**GIVEN PROBLEM:** Each entry that follows is to be retyped exactly. Pictures do not belong in the copy.

**DATA LINES:**

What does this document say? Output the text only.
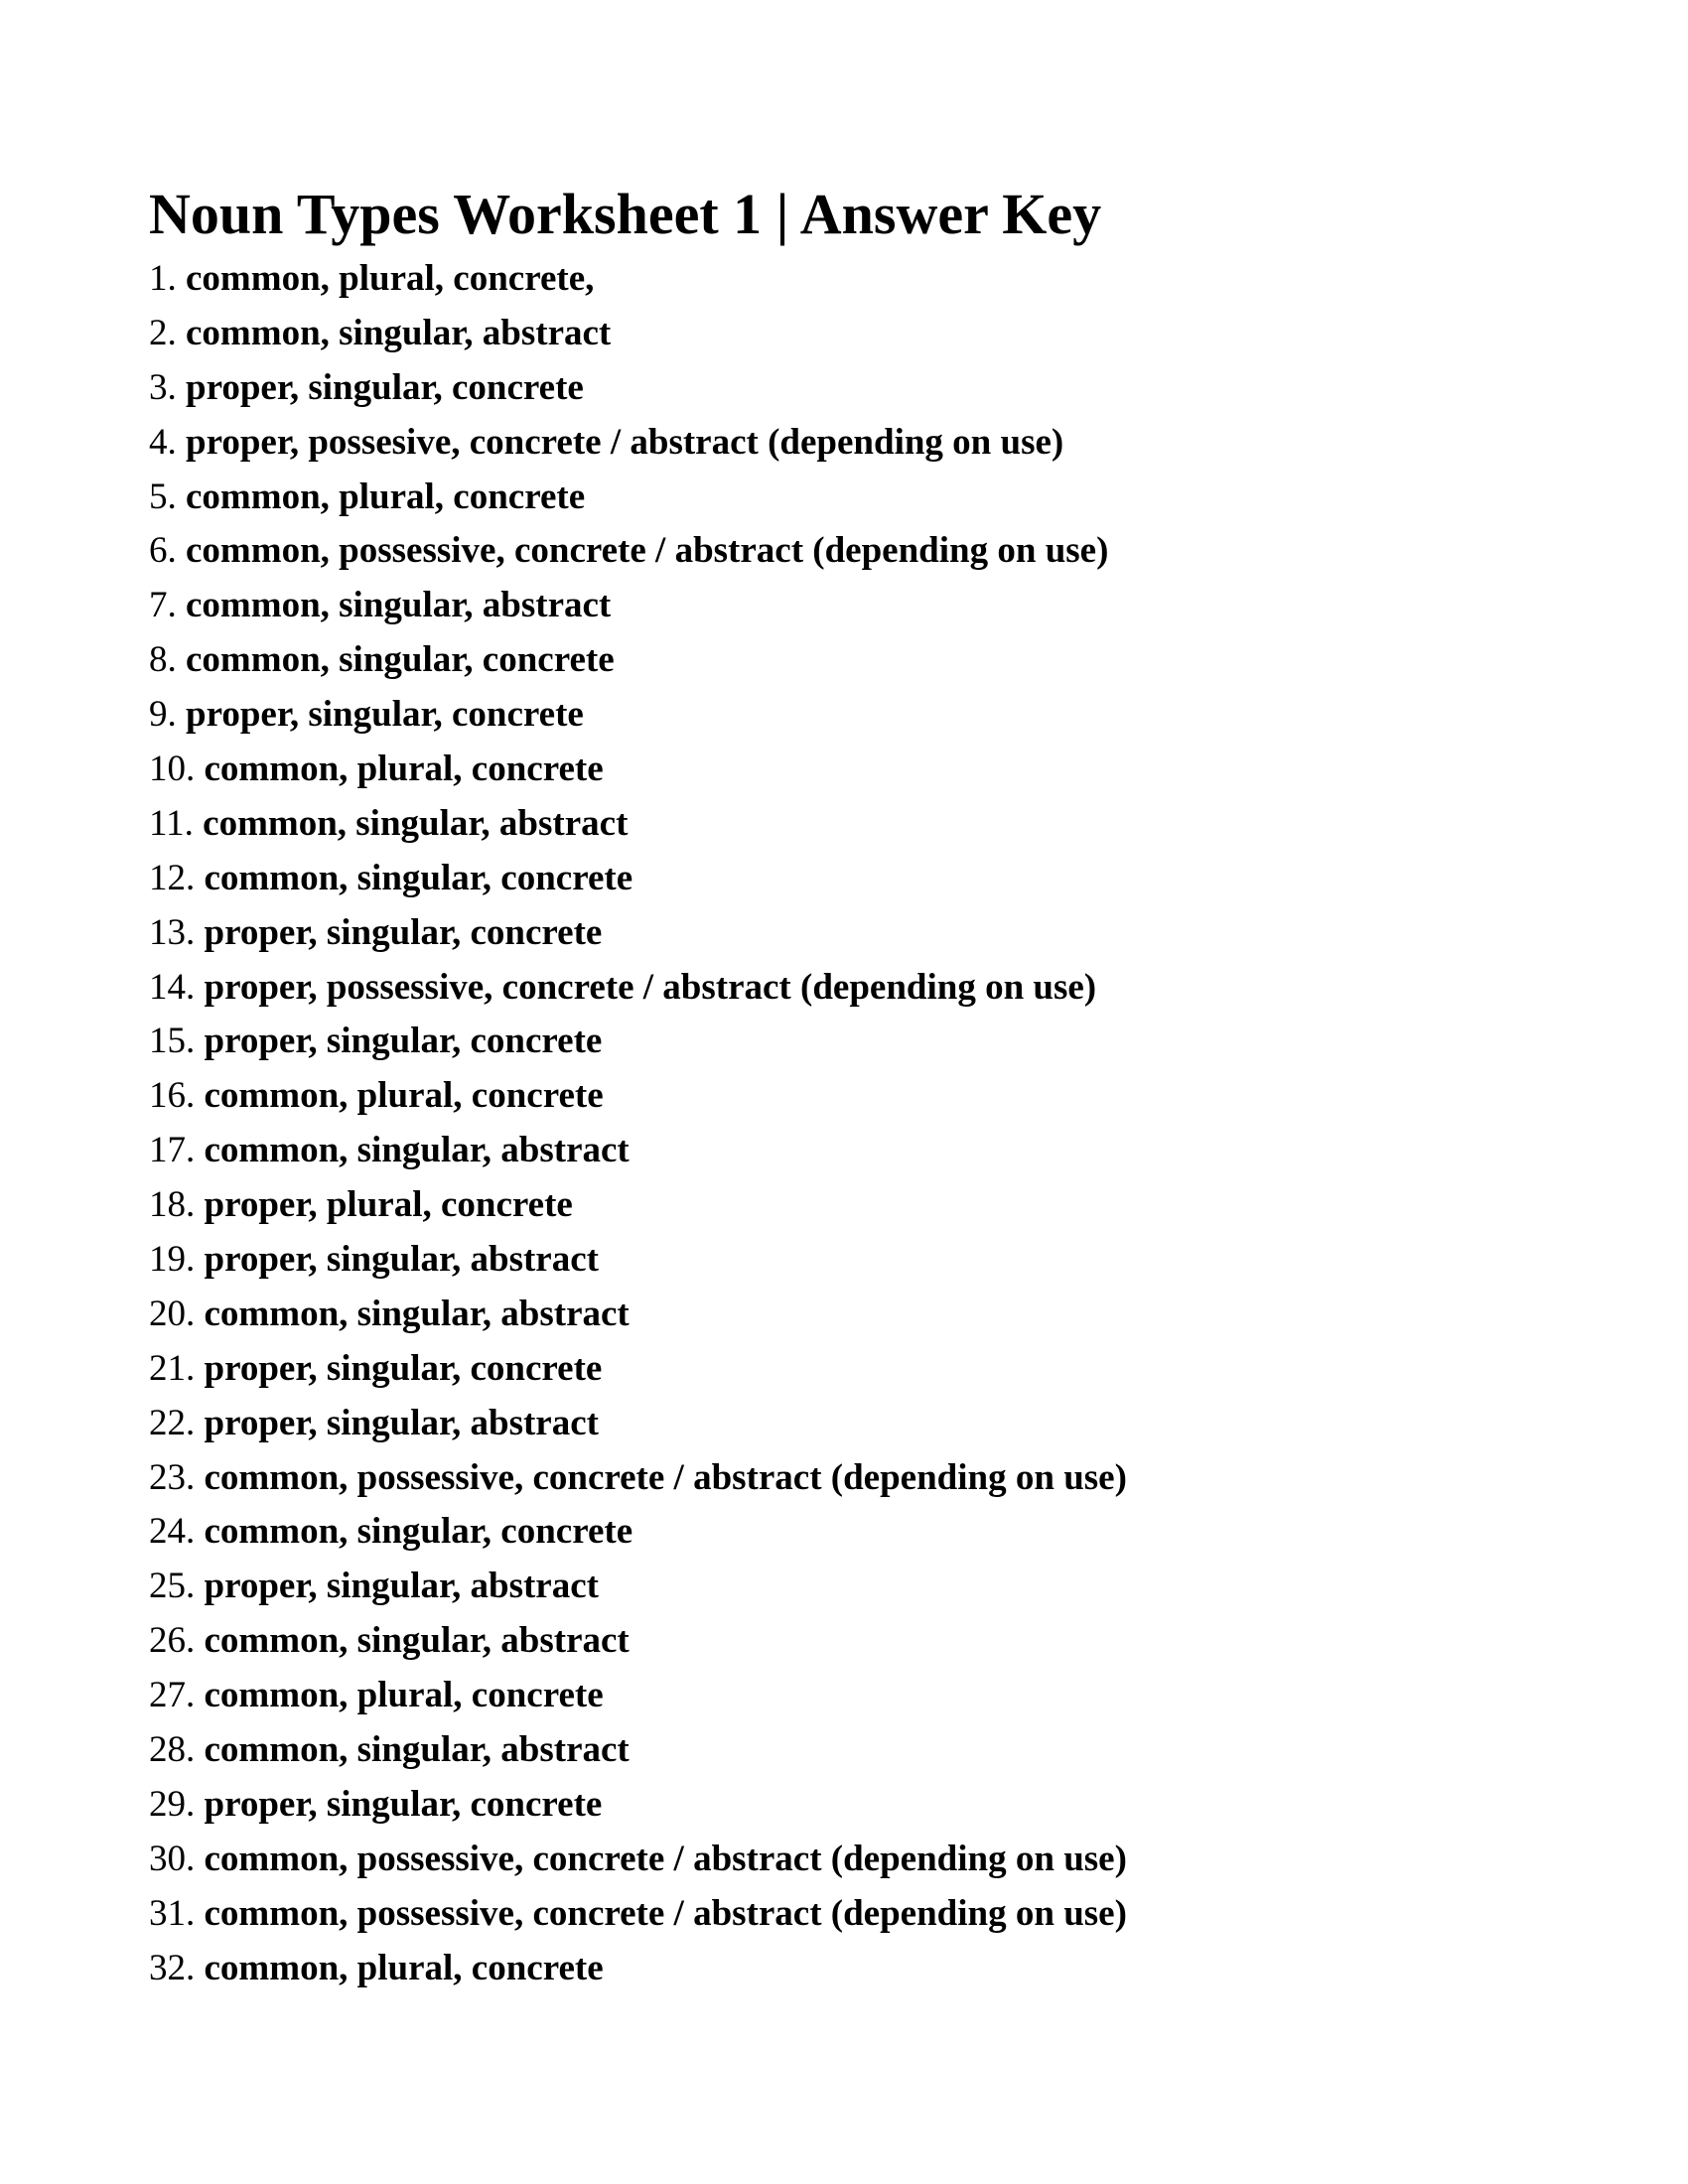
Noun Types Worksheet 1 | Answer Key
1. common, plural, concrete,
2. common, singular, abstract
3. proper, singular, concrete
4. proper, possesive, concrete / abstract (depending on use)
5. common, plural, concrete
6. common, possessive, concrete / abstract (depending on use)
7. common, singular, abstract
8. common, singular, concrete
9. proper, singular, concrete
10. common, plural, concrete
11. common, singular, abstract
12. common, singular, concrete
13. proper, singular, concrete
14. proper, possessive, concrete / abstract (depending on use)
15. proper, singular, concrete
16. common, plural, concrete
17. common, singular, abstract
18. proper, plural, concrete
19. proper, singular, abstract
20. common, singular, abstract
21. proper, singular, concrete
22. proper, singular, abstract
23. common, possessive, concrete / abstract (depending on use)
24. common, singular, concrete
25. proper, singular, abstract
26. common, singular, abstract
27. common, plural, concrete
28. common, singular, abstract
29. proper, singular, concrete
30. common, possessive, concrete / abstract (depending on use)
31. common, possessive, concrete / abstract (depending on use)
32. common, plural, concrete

**ANSWER TO THE EXERCISE:**
What does this document say? Output the text only.
Noun Types Worksheet 1 | Answer Key
1. common, plural, concrete,
2. common, singular, abstract
3. proper, singular, concrete
4. proper, possesive, concrete / abstract (depending on use)
5. common, plural, concrete
6. common, possessive, concrete / abstract (depending on use)
7. common, singular, abstract
8. common, singular, concrete
9. proper, singular, concrete
10. common, plural, concrete
11. common, singular, abstract
12. common, singular, concrete
13. proper, singular, concrete
14. proper, possessive, concrete / abstract (depending on use)
15. proper, singular, concrete
16. common, plural, concrete
17. common, singular, abstract
18. proper, plural, concrete
19. proper, singular, abstract
20. common, singular, abstract
21. proper, singular, concrete
22. proper, singular, abstract
23. common, possessive, concrete / abstract (depending on use)
24. common, singular, concrete
25. proper, singular, abstract
26. common, singular, abstract
27. common, plural, concrete
28. common, singular, abstract
29. proper, singular, concrete
30. common, possessive, concrete / abstract (depending on use)
31. common, possessive, concrete / abstract (depending on use)
32. common, plural, concrete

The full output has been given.